What you need to do. Return every line of the records below verbatim, keeping each character, number and bracket unchanged.

Stored data.
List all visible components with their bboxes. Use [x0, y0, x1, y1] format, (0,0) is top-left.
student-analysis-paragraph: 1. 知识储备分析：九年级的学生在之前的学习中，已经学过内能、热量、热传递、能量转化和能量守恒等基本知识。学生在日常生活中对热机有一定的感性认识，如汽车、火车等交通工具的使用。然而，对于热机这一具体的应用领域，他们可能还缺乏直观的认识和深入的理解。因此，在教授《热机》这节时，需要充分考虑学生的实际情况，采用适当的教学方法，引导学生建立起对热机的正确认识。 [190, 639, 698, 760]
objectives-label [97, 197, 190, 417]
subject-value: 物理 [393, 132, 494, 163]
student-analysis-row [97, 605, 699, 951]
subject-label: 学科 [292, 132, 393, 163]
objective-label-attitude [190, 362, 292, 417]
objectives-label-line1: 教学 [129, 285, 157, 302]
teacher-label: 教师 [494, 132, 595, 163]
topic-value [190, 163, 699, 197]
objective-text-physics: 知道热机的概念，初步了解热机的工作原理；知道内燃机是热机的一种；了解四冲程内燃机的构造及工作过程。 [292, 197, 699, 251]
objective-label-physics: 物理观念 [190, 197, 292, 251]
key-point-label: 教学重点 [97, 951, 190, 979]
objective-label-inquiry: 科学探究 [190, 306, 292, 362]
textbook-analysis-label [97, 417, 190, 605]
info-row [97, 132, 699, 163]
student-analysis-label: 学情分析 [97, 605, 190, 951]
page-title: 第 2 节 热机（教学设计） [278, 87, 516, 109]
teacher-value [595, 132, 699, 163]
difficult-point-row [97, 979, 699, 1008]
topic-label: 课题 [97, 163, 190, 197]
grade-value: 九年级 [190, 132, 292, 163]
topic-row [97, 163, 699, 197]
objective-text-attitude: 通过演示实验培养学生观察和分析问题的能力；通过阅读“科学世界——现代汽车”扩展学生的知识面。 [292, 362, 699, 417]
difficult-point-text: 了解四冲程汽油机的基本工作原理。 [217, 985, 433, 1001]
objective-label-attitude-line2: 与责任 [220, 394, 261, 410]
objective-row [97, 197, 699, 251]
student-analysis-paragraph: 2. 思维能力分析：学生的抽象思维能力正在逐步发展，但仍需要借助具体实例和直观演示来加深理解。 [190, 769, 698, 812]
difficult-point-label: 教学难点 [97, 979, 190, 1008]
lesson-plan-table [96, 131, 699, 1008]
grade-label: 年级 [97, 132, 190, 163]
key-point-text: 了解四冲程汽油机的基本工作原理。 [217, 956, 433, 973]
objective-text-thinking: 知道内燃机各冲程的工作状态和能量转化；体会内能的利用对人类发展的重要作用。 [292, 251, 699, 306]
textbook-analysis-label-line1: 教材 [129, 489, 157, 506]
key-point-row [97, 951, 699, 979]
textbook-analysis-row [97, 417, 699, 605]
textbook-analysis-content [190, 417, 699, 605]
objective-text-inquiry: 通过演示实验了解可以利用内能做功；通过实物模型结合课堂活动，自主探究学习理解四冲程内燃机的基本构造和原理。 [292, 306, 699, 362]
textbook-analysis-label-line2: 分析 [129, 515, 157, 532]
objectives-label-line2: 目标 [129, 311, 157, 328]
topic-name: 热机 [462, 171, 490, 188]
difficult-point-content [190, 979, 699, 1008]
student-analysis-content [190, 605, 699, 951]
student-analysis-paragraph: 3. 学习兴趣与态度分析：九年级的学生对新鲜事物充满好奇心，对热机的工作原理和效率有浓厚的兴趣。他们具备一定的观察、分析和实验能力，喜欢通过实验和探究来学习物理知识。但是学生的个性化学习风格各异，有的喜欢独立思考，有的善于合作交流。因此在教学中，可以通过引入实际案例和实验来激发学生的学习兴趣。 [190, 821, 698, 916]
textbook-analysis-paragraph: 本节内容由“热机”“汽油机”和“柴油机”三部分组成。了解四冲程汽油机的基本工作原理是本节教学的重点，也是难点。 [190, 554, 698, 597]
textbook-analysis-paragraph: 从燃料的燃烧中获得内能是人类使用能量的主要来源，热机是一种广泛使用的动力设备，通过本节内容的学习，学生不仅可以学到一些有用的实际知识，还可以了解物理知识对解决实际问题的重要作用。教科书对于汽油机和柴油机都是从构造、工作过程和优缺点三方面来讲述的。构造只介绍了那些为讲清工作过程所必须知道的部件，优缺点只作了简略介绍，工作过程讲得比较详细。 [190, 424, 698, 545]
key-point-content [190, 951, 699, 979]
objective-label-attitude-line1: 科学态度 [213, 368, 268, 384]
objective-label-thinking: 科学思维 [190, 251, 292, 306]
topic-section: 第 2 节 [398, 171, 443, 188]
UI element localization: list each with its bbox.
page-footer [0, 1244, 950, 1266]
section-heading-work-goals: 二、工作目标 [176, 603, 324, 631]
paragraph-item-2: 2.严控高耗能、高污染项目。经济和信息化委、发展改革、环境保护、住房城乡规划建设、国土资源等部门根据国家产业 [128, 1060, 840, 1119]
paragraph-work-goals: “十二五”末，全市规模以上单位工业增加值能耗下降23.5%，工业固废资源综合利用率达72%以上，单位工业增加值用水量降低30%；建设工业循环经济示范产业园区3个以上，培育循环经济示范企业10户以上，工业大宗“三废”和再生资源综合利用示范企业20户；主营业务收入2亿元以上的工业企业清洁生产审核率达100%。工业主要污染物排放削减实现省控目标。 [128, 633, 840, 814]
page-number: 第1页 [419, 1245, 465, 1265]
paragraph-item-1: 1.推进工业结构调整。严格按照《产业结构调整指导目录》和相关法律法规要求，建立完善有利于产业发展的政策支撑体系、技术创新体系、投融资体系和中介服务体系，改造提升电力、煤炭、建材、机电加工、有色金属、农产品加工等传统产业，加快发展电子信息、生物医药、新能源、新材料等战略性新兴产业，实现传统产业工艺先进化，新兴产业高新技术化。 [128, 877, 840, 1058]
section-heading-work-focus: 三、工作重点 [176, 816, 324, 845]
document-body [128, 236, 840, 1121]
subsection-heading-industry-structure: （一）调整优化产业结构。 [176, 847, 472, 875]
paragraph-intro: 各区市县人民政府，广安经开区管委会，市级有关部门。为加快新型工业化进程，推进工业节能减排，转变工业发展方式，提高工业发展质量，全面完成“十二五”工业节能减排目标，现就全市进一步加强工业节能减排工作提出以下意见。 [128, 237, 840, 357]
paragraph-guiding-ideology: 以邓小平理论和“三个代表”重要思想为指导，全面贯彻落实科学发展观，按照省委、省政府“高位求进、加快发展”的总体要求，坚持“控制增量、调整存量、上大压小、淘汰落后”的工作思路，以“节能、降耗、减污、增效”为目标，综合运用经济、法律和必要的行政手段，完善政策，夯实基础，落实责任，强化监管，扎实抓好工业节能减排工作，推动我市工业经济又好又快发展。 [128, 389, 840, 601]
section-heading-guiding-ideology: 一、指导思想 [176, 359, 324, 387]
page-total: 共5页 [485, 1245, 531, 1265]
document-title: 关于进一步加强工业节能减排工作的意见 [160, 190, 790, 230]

Answer.
List all visible components with their bboxes. Use [x0, y0, x1, y1] format, (0,0) is top-left.
student-analysis-paragraph: 1. 知识储备分析：九年级的学生在之前的学习中，已经学过内能、热量、热传递、能量转化和能量守恒等基本知识。学生在日常生活中对热机有一定的感性认识，如汽车、火车等交通工具的使用。然而，对于热机这一具体的应用领域，他们可能还缺乏直观的认识和深入的理解。因此，在教授《热机》这节时，需要充分考虑学生的实际情况，采用适当的教学方法，引导学生建立起对热机的正确认识。 [190, 639, 698, 760]
objectives-label [97, 197, 190, 417]
subject-value: 物理 [393, 132, 494, 163]
student-analysis-row [97, 605, 699, 951]
subject-label: 学科 [292, 132, 393, 163]
objective-label-attitude [190, 362, 292, 417]
objectives-label-line1: 教学 [129, 285, 157, 302]
teacher-label: 教师 [494, 132, 595, 163]
topic-value [190, 163, 699, 197]
objective-text-physics: 知道热机的概念，初步了解热机的工作原理；知道内燃机是热机的一种；了解四冲程内燃机的构造及工作过程。 [292, 197, 699, 251]
objective-label-physics: 物理观念 [190, 197, 292, 251]
key-point-label: 教学重点 [97, 951, 190, 979]
objective-label-inquiry: 科学探究 [190, 306, 292, 362]
textbook-analysis-label [97, 417, 190, 605]
info-row [97, 132, 699, 163]
student-analysis-label: 学情分析 [97, 605, 190, 951]
page-title: 第 2 节 热机（教学设计） [278, 87, 516, 109]
teacher-value [595, 132, 699, 163]
difficult-point-row [97, 979, 699, 1008]
topic-label: 课题 [97, 163, 190, 197]
grade-value: 九年级 [190, 132, 292, 163]
topic-row [97, 163, 699, 197]
objective-text-attitude: 通过演示实验培养学生观察和分析问题的能力；通过阅读“科学世界——现代汽车”扩展学生的知识面。 [292, 362, 699, 417]
difficult-point-text: 了解四冲程汽油机的基本工作原理。 [217, 985, 433, 1001]
objective-label-attitude-line2: 与责任 [220, 394, 261, 410]
objective-row [97, 197, 699, 251]
student-analysis-paragraph: 2. 思维能力分析：学生的抽象思维能力正在逐步发展，但仍需要借助具体实例和直观演示来加深理解。 [190, 769, 698, 812]
difficult-point-label: 教学难点 [97, 979, 190, 1008]
lesson-plan-table [96, 131, 699, 1008]
grade-label: 年级 [97, 132, 190, 163]
key-point-text: 了解四冲程汽油机的基本工作原理。 [217, 956, 433, 973]
objective-text-thinking: 知道内燃机各冲程的工作状态和能量转化；体会内能的利用对人类发展的重要作用。 [292, 251, 699, 306]
textbook-analysis-label-line1: 教材 [129, 489, 157, 506]
key-point-row [97, 951, 699, 979]
textbook-analysis-row [97, 417, 699, 605]
textbook-analysis-content [190, 417, 699, 605]
objective-text-inquiry: 通过演示实验了解可以利用内能做功；通过实物模型结合课堂活动，自主探究学习理解四冲程内燃机的基本构造和原理。 [292, 306, 699, 362]
textbook-analysis-label-line2: 分析 [129, 515, 157, 532]
objectives-label-line2: 目标 [129, 311, 157, 328]
topic-name: 热机 [462, 171, 490, 188]
difficult-point-content [190, 979, 699, 1008]
student-analysis-content [190, 605, 699, 951]
student-analysis-paragraph: 3. 学习兴趣与态度分析：九年级的学生对新鲜事物充满好奇心，对热机的工作原理和效率有浓厚的兴趣。他们具备一定的观察、分析和实验能力，喜欢通过实验和探究来学习物理知识。但是学生的个性化学习风格各异，有的喜欢独立思考，有的善于合作交流。因此在教学中，可以通过引入实际案例和实验来激发学生的学习兴趣。 [190, 821, 698, 916]
textbook-analysis-paragraph: 本节内容由“热机”“汽油机”和“柴油机”三部分组成。了解四冲程汽油机的基本工作原理是本节教学的重点，也是难点。 [190, 554, 698, 597]
textbook-analysis-paragraph: 从燃料的燃烧中获得内能是人类使用能量的主要来源，热机是一种广泛使用的动力设备，通过本节内容的学习，学生不仅可以学到一些有用的实际知识，还可以了解物理知识对解决实际问题的重要作用。教科书对于汽油机和柴油机都是从构造、工作过程和优缺点三方面来讲述的。构造只介绍了那些为讲清工作过程所必须知道的部件，优缺点只作了简略介绍，工作过程讲得比较详细。 [190, 424, 698, 545]
key-point-content [190, 951, 699, 979]
objective-label-attitude-line1: 科学态度 [213, 368, 268, 384]
objective-label-thinking: 科学思维 [190, 251, 292, 306]
topic-section: 第 2 节 [398, 171, 443, 188]
UI element localization: list each with its bbox.
page-footer [0, 1244, 950, 1266]
section-heading-work-goals: 二、工作目标 [176, 603, 324, 631]
paragraph-item-2: 2.严控高耗能、高污染项目。经济和信息化委、发展改革、环境保护、住房城乡规划建设、国土资源等部门根据国家产业 [128, 1060, 840, 1119]
paragraph-work-goals: “十二五”末，全市规模以上单位工业增加值能耗下降23.5%，工业固废资源综合利用率达72%以上，单位工业增加值用水量降低30%；建设工业循环经济示范产业园区3个以上，培育循环经济示范企业10户以上，工业大宗“三废”和再生资源综合利用示范企业20户；主营业务收入2亿元以上的工业企业清洁生产审核率达100%。工业主要污染物排放削减实现省控目标。 [128, 633, 840, 814]
page-number: 第1页 [419, 1245, 465, 1265]
paragraph-item-1: 1.推进工业结构调整。严格按照《产业结构调整指导目录》和相关法律法规要求，建立完善有利于产业发展的政策支撑体系、技术创新体系、投融资体系和中介服务体系，改造提升电力、煤炭、建材、机电加工、有色金属、农产品加工等传统产业，加快发展电子信息、生物医药、新能源、新材料等战略性新兴产业，实现传统产业工艺先进化，新兴产业高新技术化。 [128, 877, 840, 1058]
section-heading-work-focus: 三、工作重点 [176, 816, 324, 845]
document-body [128, 236, 840, 1121]
subsection-heading-industry-structure: （一）调整优化产业结构。 [176, 847, 472, 875]
paragraph-intro: 各区市县人民政府，广安经开区管委会，市级有关部门。为加快新型工业化进程，推进工业节能减排，转变工业发展方式，提高工业发展质量，全面完成“十二五”工业节能减排目标，现就全市进一步加强工业节能减排工作提出以下意见。 [128, 237, 840, 357]
paragraph-guiding-ideology: 以邓小平理论和“三个代表”重要思想为指导，全面贯彻落实科学发展观，按照省委、省政府“高位求进、加快发展”的总体要求，坚持“控制增量、调整存量、上大压小、淘汰落后”的工作思路，以“节能、降耗、减污、增效”为目标，综合运用经济、法律和必要的行政手段，完善政策，夯实基础，落实责任，强化监管，扎实抓好工业节能减排工作，推动我市工业经济又好又快发展。 [128, 389, 840, 601]
section-heading-guiding-ideology: 一、指导思想 [176, 359, 324, 387]
page-total: 共5页 [485, 1245, 531, 1265]
document-title: 关于进一步加强工业节能减排工作的意见 [160, 190, 790, 230]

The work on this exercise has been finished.